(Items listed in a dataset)
====

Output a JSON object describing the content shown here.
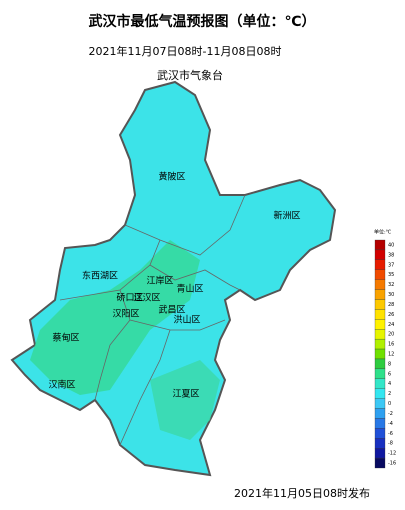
{
  "header": {
    "title": "武汉市最低气温预报图（单位：℃）",
    "period": "2021年11月07日08时-11月08日08时",
    "issuer": "武汉市气象台"
  },
  "districts": [
    "黄陂区",
    "新洲区",
    "东西湖区",
    "江岸区",
    "青山区",
    "硚口区",
    "江汉区",
    "汉阳区",
    "武昌区",
    "洪山区",
    "蔡甸区",
    "汉南区",
    "江夏区"
  ],
  "legend": {
    "title": "单位:℃",
    "labels": [
      40,
      38,
      37,
      35,
      32,
      30,
      28,
      26,
      24,
      20,
      16,
      12,
      8,
      6,
      4,
      2,
      0,
      -2,
      -4,
      -6,
      -8,
      -12,
      -16
    ],
    "colors": [
      "#b40000",
      "#d10000",
      "#e61c00",
      "#f04b00",
      "#f57a00",
      "#f9a300",
      "#fdc900",
      "#ffe200",
      "#fff200",
      "#e6f500",
      "#b0f000",
      "#6fe000",
      "#2ecc40",
      "#2ee08a",
      "#33e6c8",
      "#33e6f0",
      "#3cc8f5",
      "#2ea0f0",
      "#2878e6",
      "#2050d8",
      "#1830c0",
      "#1018a0",
      "#080a60"
    ]
  },
  "footer": "2021年11月05日08时发布"
}
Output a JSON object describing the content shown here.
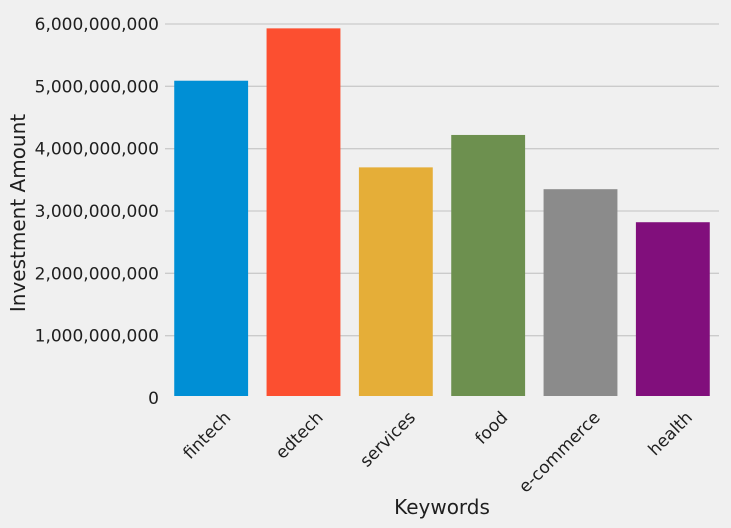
{
  "chart_data": {
    "type": "bar",
    "title": "",
    "xlabel": "Keywords",
    "ylabel": "Investment Amount",
    "categories": [
      "fintech",
      "edtech",
      "services",
      "food",
      "e-commerce",
      "health"
    ],
    "values": [
      5090000000,
      5930000000,
      3700000000,
      4220000000,
      3350000000,
      2820000000
    ],
    "colors": [
      "#008fd5",
      "#fc4f30",
      "#e5ae38",
      "#6d904f",
      "#8b8b8b",
      "#810f7c"
    ],
    "ylim": [
      0,
      6000000000
    ],
    "yticks": [
      0,
      1000000000,
      2000000000,
      3000000000,
      4000000000,
      5000000000,
      6000000000
    ],
    "ytick_labels": [
      "0",
      "1,000,000,000",
      "2,000,000,000",
      "3,000,000,000",
      "4,000,000,000",
      "5,000,000,000",
      "6,000,000,000"
    ],
    "grid": "horizontal",
    "background": "#f0f0f0"
  }
}
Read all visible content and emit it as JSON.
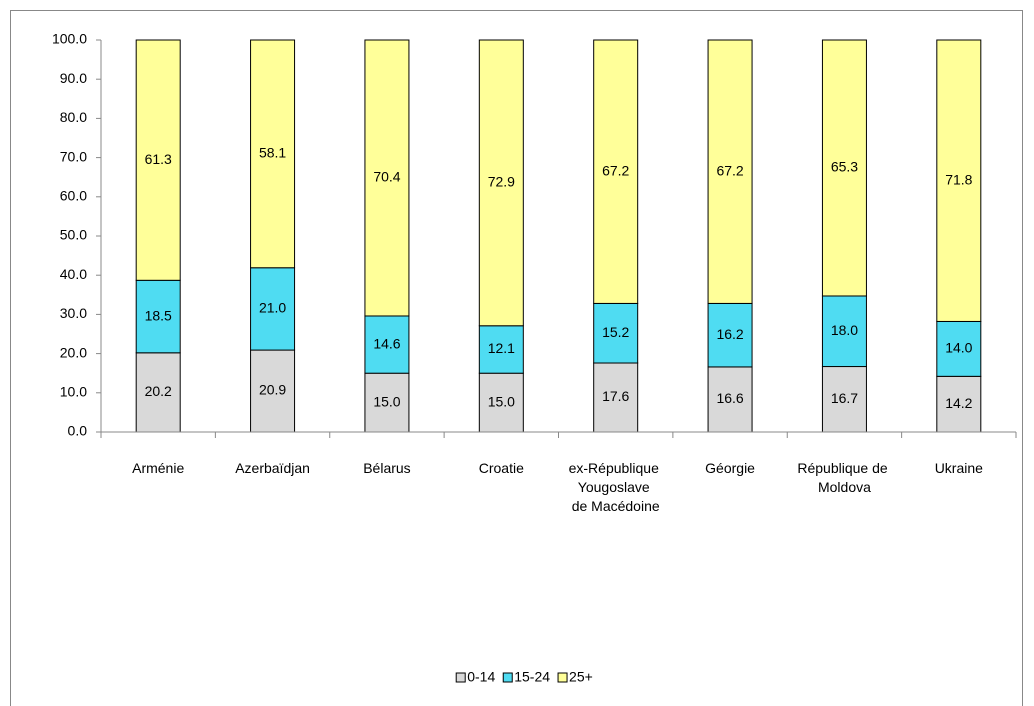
{
  "chart_data": {
    "type": "stacked_bar",
    "categories": [
      "Arménie",
      "Azerbaïdjan",
      "Bélarus",
      "Croatie",
      "ex-République\nYougoslave\nde Macédoine",
      "Géorgie",
      "République de\nMoldova",
      "Ukraine"
    ],
    "series": [
      {
        "name": "0-14",
        "color": "#d9d9d9",
        "values": [
          20.2,
          20.9,
          15.0,
          15.0,
          17.6,
          16.6,
          16.7,
          14.2
        ],
        "value_labels": [
          "20.2",
          "20.9",
          "15.0",
          "15.0",
          "17.6",
          "16.6",
          "16.7",
          "14.2"
        ]
      },
      {
        "name": "15-24",
        "color": "#4fdcf2",
        "values": [
          18.5,
          21.0,
          14.6,
          12.1,
          15.2,
          16.2,
          18.0,
          14.0
        ],
        "value_labels": [
          "18.5",
          "21.0",
          "14.6",
          "12.1",
          "15.2",
          "16.2",
          "18.0",
          "14.0"
        ]
      },
      {
        "name": "25+",
        "color": "#ffff99",
        "values": [
          61.3,
          58.1,
          70.4,
          72.9,
          67.2,
          67.2,
          65.3,
          71.8
        ],
        "value_labels": [
          "61.3",
          "58.1",
          "70.4",
          "72.9",
          "67.2",
          "67.2",
          "65.3",
          "71.8"
        ]
      }
    ],
    "ylim": [
      0,
      100
    ],
    "yticks": [
      {
        "value": 0,
        "label": "0.0"
      },
      {
        "value": 10,
        "label": "10.0"
      },
      {
        "value": 20,
        "label": "20.0"
      },
      {
        "value": 30,
        "label": "30.0"
      },
      {
        "value": 40,
        "label": "40.0"
      },
      {
        "value": 50,
        "label": "50.0"
      },
      {
        "value": 60,
        "label": "60.0"
      },
      {
        "value": 70,
        "label": "70.0"
      },
      {
        "value": 80,
        "label": "80.0"
      },
      {
        "value": 90,
        "label": "90.0"
      },
      {
        "value": 100,
        "label": "100.0"
      }
    ],
    "legend": "bottom",
    "grid": false
  }
}
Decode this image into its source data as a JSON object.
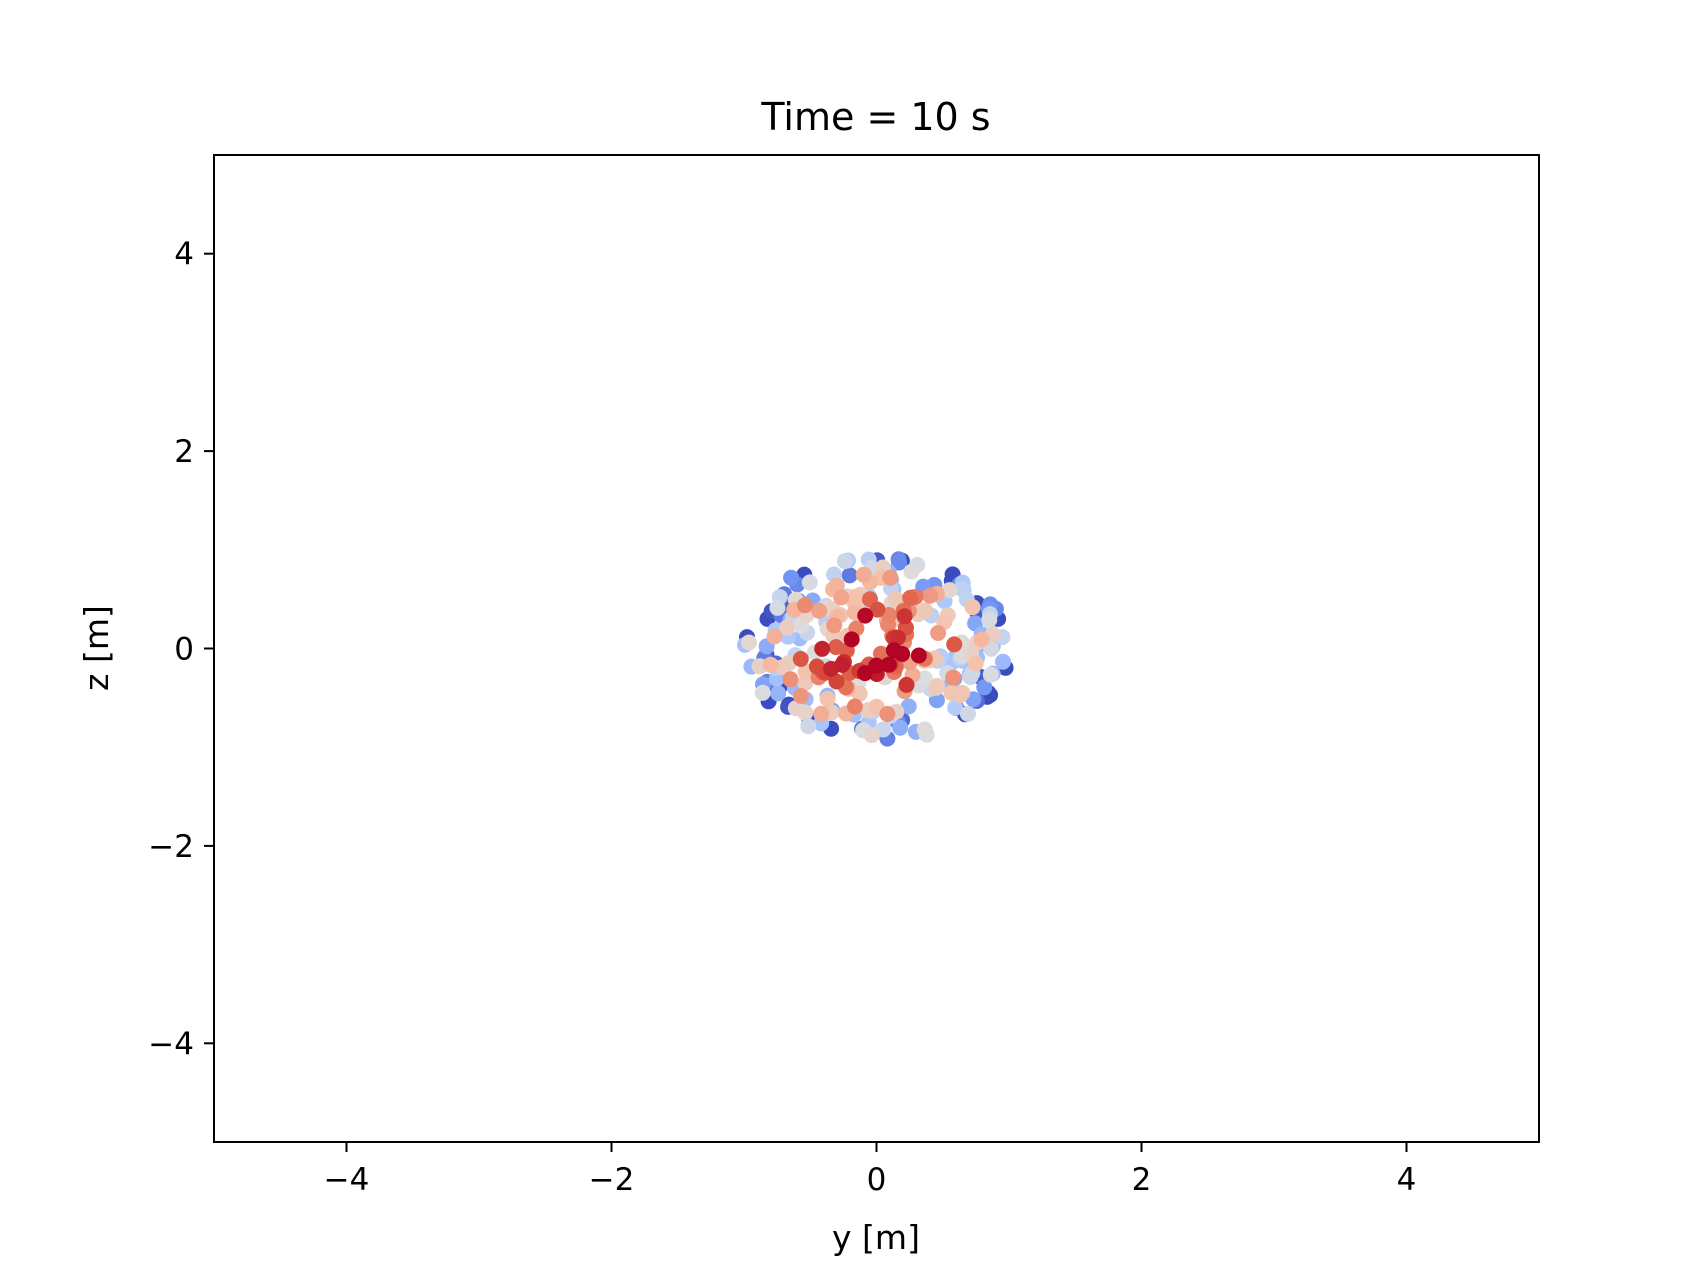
{
  "chart_data": {
    "type": "scatter",
    "title": "Time = 10 s",
    "xlabel": "y [m]",
    "ylabel": "z [m]",
    "xlim": [
      -5,
      5
    ],
    "ylim": [
      -5,
      5
    ],
    "xticks": [
      -4,
      -2,
      0,
      2,
      4
    ],
    "xtick_labels": [
      "−4",
      "−2",
      "0",
      "2",
      "4"
    ],
    "yticks": [
      -4,
      -2,
      0,
      2,
      4
    ],
    "ytick_labels": [
      "−4",
      "−2",
      "0",
      "2",
      "4"
    ],
    "grid": false,
    "colormap": "coolwarm",
    "colormap_stops": [
      "#3b4cc0",
      "#7396f5",
      "#b0cbfc",
      "#dddddd",
      "#f6bfa6",
      "#e7745b",
      "#d24235",
      "#b40426"
    ],
    "point_count": 300,
    "cloud_center": [
      0.0,
      0.0
    ],
    "cloud_radius_y": 1.0,
    "cloud_radius_z": 0.95
  }
}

====

*What you will do*. Scan the data above and copy every line with "title" in it.

*Solution for this exercise*.
    "title": "武汉市最低气温预报图（单位：℃）",
    "title": "单位:℃",
    "title": "",
    "title": "Time = 10 s",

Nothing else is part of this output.